# Supplied material
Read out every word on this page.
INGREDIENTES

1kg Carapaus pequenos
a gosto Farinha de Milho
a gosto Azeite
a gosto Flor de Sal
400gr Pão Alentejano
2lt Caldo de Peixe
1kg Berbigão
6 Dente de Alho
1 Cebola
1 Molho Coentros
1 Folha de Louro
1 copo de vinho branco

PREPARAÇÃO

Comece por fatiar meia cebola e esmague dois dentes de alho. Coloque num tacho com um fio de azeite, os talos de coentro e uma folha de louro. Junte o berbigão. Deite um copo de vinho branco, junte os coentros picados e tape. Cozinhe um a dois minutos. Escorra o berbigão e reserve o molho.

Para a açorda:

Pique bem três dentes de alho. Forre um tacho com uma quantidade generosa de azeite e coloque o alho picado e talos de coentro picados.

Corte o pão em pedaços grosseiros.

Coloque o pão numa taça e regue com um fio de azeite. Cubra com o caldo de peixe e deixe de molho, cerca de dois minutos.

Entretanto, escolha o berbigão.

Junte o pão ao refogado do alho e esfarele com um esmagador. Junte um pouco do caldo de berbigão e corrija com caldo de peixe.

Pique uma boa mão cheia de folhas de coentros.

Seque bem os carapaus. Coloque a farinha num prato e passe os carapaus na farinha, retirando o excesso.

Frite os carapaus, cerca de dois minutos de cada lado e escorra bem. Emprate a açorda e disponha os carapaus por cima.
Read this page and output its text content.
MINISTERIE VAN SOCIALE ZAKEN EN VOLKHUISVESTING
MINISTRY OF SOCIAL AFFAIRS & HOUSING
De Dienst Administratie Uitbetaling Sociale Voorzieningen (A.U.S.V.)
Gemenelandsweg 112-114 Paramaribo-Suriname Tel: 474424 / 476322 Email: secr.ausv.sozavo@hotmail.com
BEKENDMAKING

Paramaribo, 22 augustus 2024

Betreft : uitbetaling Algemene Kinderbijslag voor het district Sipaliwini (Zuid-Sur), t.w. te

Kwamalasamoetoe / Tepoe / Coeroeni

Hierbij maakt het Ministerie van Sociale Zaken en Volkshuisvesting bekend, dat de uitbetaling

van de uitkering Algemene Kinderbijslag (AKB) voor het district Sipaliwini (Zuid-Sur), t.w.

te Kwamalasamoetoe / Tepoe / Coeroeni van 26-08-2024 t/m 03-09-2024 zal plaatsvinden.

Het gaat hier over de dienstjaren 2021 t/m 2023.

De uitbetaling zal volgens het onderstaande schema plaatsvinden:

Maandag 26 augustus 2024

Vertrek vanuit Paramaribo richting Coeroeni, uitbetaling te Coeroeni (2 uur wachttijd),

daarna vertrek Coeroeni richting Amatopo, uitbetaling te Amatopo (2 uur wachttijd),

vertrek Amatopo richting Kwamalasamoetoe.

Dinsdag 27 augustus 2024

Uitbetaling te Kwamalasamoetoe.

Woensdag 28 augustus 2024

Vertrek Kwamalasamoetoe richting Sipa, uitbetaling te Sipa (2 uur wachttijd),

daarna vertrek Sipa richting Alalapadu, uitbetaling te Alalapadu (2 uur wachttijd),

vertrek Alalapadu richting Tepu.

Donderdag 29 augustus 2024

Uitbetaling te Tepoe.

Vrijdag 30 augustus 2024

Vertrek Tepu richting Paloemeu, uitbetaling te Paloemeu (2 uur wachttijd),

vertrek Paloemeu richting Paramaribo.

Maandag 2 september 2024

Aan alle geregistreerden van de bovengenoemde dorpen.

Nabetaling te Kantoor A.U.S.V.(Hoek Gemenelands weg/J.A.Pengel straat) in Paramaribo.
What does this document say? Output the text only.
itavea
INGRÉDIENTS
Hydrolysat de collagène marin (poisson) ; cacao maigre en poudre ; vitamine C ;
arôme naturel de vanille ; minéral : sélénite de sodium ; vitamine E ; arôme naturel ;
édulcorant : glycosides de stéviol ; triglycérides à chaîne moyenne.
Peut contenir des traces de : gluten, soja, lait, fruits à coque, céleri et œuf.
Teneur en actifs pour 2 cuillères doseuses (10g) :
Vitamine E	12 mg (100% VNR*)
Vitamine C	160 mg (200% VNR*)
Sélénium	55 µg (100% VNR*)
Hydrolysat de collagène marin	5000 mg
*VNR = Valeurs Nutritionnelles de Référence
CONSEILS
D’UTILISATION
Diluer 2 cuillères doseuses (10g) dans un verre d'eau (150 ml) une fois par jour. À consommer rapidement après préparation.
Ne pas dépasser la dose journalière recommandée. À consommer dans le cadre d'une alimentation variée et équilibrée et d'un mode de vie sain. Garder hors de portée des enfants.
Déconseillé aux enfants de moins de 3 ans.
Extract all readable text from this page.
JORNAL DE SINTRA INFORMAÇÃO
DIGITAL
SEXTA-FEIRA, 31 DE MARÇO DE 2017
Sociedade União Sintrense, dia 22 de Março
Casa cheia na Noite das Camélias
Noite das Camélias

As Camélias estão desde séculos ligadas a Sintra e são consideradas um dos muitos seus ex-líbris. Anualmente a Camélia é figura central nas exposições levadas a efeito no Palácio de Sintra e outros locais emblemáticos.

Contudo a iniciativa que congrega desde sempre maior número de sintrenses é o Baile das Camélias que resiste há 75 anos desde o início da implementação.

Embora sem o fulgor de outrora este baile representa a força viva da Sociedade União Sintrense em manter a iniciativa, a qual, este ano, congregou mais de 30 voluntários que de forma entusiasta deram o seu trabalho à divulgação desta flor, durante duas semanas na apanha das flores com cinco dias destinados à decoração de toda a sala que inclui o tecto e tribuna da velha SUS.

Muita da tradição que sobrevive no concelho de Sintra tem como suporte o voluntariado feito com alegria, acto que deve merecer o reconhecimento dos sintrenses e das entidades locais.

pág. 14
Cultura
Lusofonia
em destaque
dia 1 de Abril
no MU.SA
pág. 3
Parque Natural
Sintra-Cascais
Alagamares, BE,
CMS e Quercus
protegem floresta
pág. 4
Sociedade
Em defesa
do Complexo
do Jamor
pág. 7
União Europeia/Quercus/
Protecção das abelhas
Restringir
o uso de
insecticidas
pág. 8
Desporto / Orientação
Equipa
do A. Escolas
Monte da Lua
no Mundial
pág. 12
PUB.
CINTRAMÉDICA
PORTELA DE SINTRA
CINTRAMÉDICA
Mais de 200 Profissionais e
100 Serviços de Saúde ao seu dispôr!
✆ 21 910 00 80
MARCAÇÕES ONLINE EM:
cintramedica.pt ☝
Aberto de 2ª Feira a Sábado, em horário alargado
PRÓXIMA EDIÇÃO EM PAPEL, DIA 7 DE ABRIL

# What you should do
Quote each line of the data above exactly as written.

# Complete response
Read out every word on this page.
INGREDIENTES

1kg Carapaus pequenos
a gosto Farinha de Milho
a gosto Azeite
a gosto Flor de Sal
400gr Pão Alentejano
2lt Caldo de Peixe
1kg Berbigão
6 Dente de Alho
1 Cebola
1 Molho Coentros
1 Folha de Louro
1 copo de vinho branco

PREPARAÇÃO

Comece por fatiar meia cebola e esmague dois dentes de alho. Coloque num tacho com um fio de azeite, os talos de coentro e uma folha de louro. Junte o berbigão. Deite um copo de vinho branco, junte os coentros picados e tape. Cozinhe um a dois minutos. Escorra o berbigão e reserve o molho.

Para a açorda:

Pique bem três dentes de alho. Forre um tacho com uma quantidade generosa de azeite e coloque o alho picado e talos de coentro picados.

Corte o pão em pedaços grosseiros.

Coloque o pão numa taça e regue com um fio de azeite. Cubra com o caldo de peixe e deixe de molho, cerca de dois minutos.

Entretanto, escolha o berbigão.

Junte o pão ao refogado do alho e esfarele com um esmagador. Junte um pouco do caldo de berbigão e corrija com caldo de peixe.

Pique uma boa mão cheia de folhas de coentros.

Seque bem os carapaus. Coloque a farinha num prato e passe os carapaus na farinha, retirando o excesso.

Frite os carapaus, cerca de dois minutos de cada lado e escorra bem. Emprate a açorda e disponha os carapaus por cima.
Read this page and output its text content.
MINISTERIE VAN SOCIALE ZAKEN EN VOLKHUISVESTING
MINISTRY OF SOCIAL AFFAIRS & HOUSING
De Dienst Administratie Uitbetaling Sociale Voorzieningen (A.U.S.V.)
Gemenelandsweg 112-114 Paramaribo-Suriname Tel: 474424 / 476322 Email: secr.ausv.sozavo@hotmail.com
BEKENDMAKING

Paramaribo, 22 augustus 2024

Betreft : uitbetaling Algemene Kinderbijslag voor het district Sipaliwini (Zuid-Sur), t.w. te

Kwamalasamoetoe / Tepoe / Coeroeni

Hierbij maakt het Ministerie van Sociale Zaken en Volkshuisvesting bekend, dat de uitbetaling

van de uitkering Algemene Kinderbijslag (AKB) voor het district Sipaliwini (Zuid-Sur), t.w.

te Kwamalasamoetoe / Tepoe / Coeroeni van 26-08-2024 t/m 03-09-2024 zal plaatsvinden.

Het gaat hier over de dienstjaren 2021 t/m 2023.

De uitbetaling zal volgens het onderstaande schema plaatsvinden:

Maandag 26 augustus 2024

Vertrek vanuit Paramaribo richting Coeroeni, uitbetaling te Coeroeni (2 uur wachttijd),

daarna vertrek Coeroeni richting Amatopo, uitbetaling te Amatopo (2 uur wachttijd),

vertrek Amatopo richting Kwamalasamoetoe.

Dinsdag 27 augustus 2024

Uitbetaling te Kwamalasamoetoe.

Woensdag 28 augustus 2024

Vertrek Kwamalasamoetoe richting Sipa, uitbetaling te Sipa (2 uur wachttijd),

daarna vertrek Sipa richting Alalapadu, uitbetaling te Alalapadu (2 uur wachttijd),

vertrek Alalapadu richting Tepu.

Donderdag 29 augustus 2024

Uitbetaling te Tepoe.

Vrijdag 30 augustus 2024

Vertrek Tepu richting Paloemeu, uitbetaling te Paloemeu (2 uur wachttijd),

vertrek Paloemeu richting Paramaribo.

Maandag 2 september 2024

Aan alle geregistreerden van de bovengenoemde dorpen.

Nabetaling te Kantoor A.U.S.V.(Hoek Gemenelands weg/J.A.Pengel straat) in Paramaribo.
What does this document say? Output the text only.
itavea
INGRÉDIENTS
Hydrolysat de collagène marin (poisson) ; cacao maigre en poudre ; vitamine C ;
arôme naturel de vanille ; minéral : sélénite de sodium ; vitamine E ; arôme naturel ;
édulcorant : glycosides de stéviol ; triglycérides à chaîne moyenne.
Peut contenir des traces de : gluten, soja, lait, fruits à coque, céleri et œuf.
Teneur en actifs pour 2 cuillères doseuses (10g) :
Vitamine E	12 mg (100% VNR*)
Vitamine C	160 mg (200% VNR*)
Sélénium	55 µg (100% VNR*)
Hydrolysat de collagène marin	5000 mg
*VNR = Valeurs Nutritionnelles de Référence
CONSEILS
D’UTILISATION
Diluer 2 cuillères doseuses (10g) dans un verre d'eau (150 ml) une fois par jour. À consommer rapidement après préparation.
Ne pas dépasser la dose journalière recommandée. À consommer dans le cadre d'une alimentation variée et équilibrée et d'un mode de vie sain. Garder hors de portée des enfants.
Déconseillé aux enfants de moins de 3 ans.
Extract all readable text from this page.
JORNAL DE SINTRA INFORMAÇÃO
DIGITAL
SEXTA-FEIRA, 31 DE MARÇO DE 2017
Sociedade União Sintrense, dia 22 de Março
Casa cheia na Noite das Camélias
Noite das Camélias

As Camélias estão desde séculos ligadas a Sintra e são consideradas um dos muitos seus ex-líbris. Anualmente a Camélia é figura central nas exposições levadas a efeito no Palácio de Sintra e outros locais emblemáticos.

Contudo a iniciativa que congrega desde sempre maior número de sintrenses é o Baile das Camélias que resiste há 75 anos desde o início da implementação.

Embora sem o fulgor de outrora este baile representa a força viva da Sociedade União Sintrense em manter a iniciativa, a qual, este ano, congregou mais de 30 voluntários que de forma entusiasta deram o seu trabalho à divulgação desta flor, durante duas semanas na apanha das flores com cinco dias destinados à decoração de toda a sala que inclui o tecto e tribuna da velha SUS.

Muita da tradição que sobrevive no concelho de Sintra tem como suporte o voluntariado feito com alegria, acto que deve merecer o reconhecimento dos sintrenses e das entidades locais.

pág. 14
Cultura
Lusofonia
em destaque
dia 1 de Abril
no MU.SA
pág. 3
Parque Natural
Sintra-Cascais
Alagamares, BE,
CMS e Quercus
protegem floresta
pág. 4
Sociedade
Em defesa
do Complexo
do Jamor
pág. 7
União Europeia/Quercus/
Protecção das abelhas
Restringir
o uso de
insecticidas
pág. 8
Desporto / Orientação
Equipa
do A. Escolas
Monte da Lua
no Mundial
pág. 12
PUB.
CINTRAMÉDICA
PORTELA DE SINTRA
CINTRAMÉDICA
Mais de 200 Profissionais e
100 Serviços de Saúde ao seu dispôr!
✆ 21 910 00 80
MARCAÇÕES ONLINE EM:
cintramedica.pt ☝
Aberto de 2ª Feira a Sábado, em horário alargado
PRÓXIMA EDIÇÃO EM PAPEL, DIA 7 DE ABRIL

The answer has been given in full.